--- start ---

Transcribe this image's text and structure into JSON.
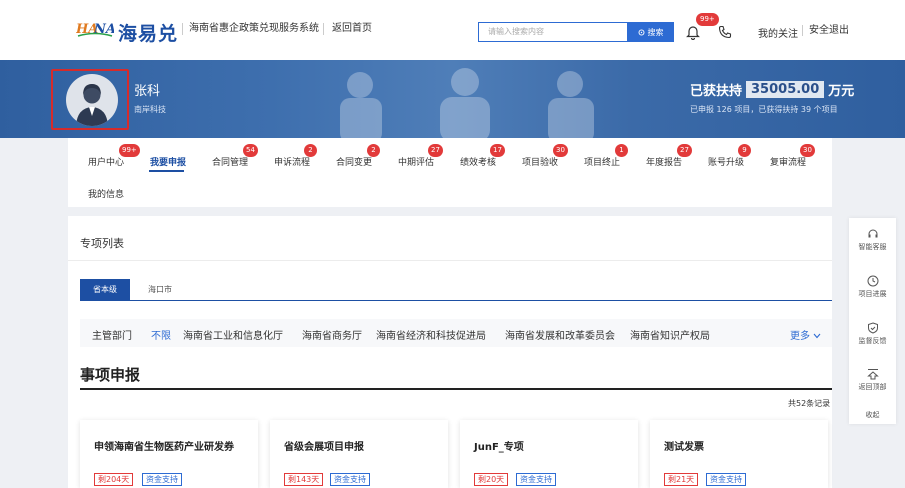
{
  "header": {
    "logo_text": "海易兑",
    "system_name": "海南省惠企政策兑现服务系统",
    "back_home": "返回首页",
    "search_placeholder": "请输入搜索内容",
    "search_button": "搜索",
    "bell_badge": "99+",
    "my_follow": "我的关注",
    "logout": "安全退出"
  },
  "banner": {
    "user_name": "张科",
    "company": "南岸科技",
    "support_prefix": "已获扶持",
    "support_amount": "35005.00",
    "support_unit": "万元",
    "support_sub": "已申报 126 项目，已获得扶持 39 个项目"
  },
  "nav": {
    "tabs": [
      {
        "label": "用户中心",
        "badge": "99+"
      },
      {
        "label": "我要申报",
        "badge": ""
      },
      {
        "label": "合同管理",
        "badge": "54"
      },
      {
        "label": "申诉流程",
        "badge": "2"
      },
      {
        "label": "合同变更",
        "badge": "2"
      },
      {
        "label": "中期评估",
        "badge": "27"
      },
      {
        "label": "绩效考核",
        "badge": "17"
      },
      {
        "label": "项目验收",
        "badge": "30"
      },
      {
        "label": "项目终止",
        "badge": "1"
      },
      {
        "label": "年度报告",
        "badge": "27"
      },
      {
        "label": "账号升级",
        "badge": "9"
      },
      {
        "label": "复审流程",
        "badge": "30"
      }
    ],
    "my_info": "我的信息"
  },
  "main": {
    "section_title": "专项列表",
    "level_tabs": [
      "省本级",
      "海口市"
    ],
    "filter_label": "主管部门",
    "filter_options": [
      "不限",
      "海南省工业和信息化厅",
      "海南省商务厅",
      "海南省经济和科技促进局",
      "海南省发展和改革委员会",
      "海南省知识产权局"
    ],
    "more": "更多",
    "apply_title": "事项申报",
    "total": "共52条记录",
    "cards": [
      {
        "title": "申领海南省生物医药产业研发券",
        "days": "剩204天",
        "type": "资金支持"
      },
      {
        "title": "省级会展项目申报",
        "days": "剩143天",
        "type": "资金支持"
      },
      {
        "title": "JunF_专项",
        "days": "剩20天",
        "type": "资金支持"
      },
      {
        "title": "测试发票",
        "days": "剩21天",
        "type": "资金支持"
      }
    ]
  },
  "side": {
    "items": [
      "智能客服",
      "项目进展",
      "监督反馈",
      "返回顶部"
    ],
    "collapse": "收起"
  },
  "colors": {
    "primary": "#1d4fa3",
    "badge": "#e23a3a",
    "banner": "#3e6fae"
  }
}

--- end ---

◆ STATED GOAL ◆
The records above must be printed exactly; the pictures stay out.

◆ RESPONSE TO THIS EXERCISE ◆
Transcribe this image's text and structure into JSON.
{
  "header": {
    "logo_text": "海易兑",
    "system_name": "海南省惠企政策兑现服务系统",
    "back_home": "返回首页",
    "search_placeholder": "请输入搜索内容",
    "search_button": "搜索",
    "bell_badge": "99+",
    "my_follow": "我的关注",
    "logout": "安全退出"
  },
  "banner": {
    "user_name": "张科",
    "company": "南岸科技",
    "support_prefix": "已获扶持",
    "support_amount": "35005.00",
    "support_unit": "万元",
    "support_sub": "已申报 126 项目，已获得扶持 39 个项目"
  },
  "nav": {
    "tabs": [
      {
        "label": "用户中心",
        "badge": "99+"
      },
      {
        "label": "我要申报",
        "badge": ""
      },
      {
        "label": "合同管理",
        "badge": "54"
      },
      {
        "label": "申诉流程",
        "badge": "2"
      },
      {
        "label": "合同变更",
        "badge": "2"
      },
      {
        "label": "中期评估",
        "badge": "27"
      },
      {
        "label": "绩效考核",
        "badge": "17"
      },
      {
        "label": "项目验收",
        "badge": "30"
      },
      {
        "label": "项目终止",
        "badge": "1"
      },
      {
        "label": "年度报告",
        "badge": "27"
      },
      {
        "label": "账号升级",
        "badge": "9"
      },
      {
        "label": "复审流程",
        "badge": "30"
      }
    ],
    "my_info": "我的信息"
  },
  "main": {
    "section_title": "专项列表",
    "level_tabs": [
      "省本级",
      "海口市"
    ],
    "filter_label": "主管部门",
    "filter_options": [
      "不限",
      "海南省工业和信息化厅",
      "海南省商务厅",
      "海南省经济和科技促进局",
      "海南省发展和改革委员会",
      "海南省知识产权局"
    ],
    "more": "更多",
    "apply_title": "事项申报",
    "total": "共52条记录",
    "cards": [
      {
        "title": "申领海南省生物医药产业研发券",
        "days": "剩204天",
        "type": "资金支持"
      },
      {
        "title": "省级会展项目申报",
        "days": "剩143天",
        "type": "资金支持"
      },
      {
        "title": "JunF_专项",
        "days": "剩20天",
        "type": "资金支持"
      },
      {
        "title": "测试发票",
        "days": "剩21天",
        "type": "资金支持"
      }
    ]
  },
  "side": {
    "items": [
      "智能客服",
      "项目进展",
      "监督反馈",
      "返回顶部"
    ],
    "collapse": "收起"
  },
  "colors": {
    "primary": "#1d4fa3",
    "badge": "#e23a3a",
    "banner": "#3e6fae"
  }
}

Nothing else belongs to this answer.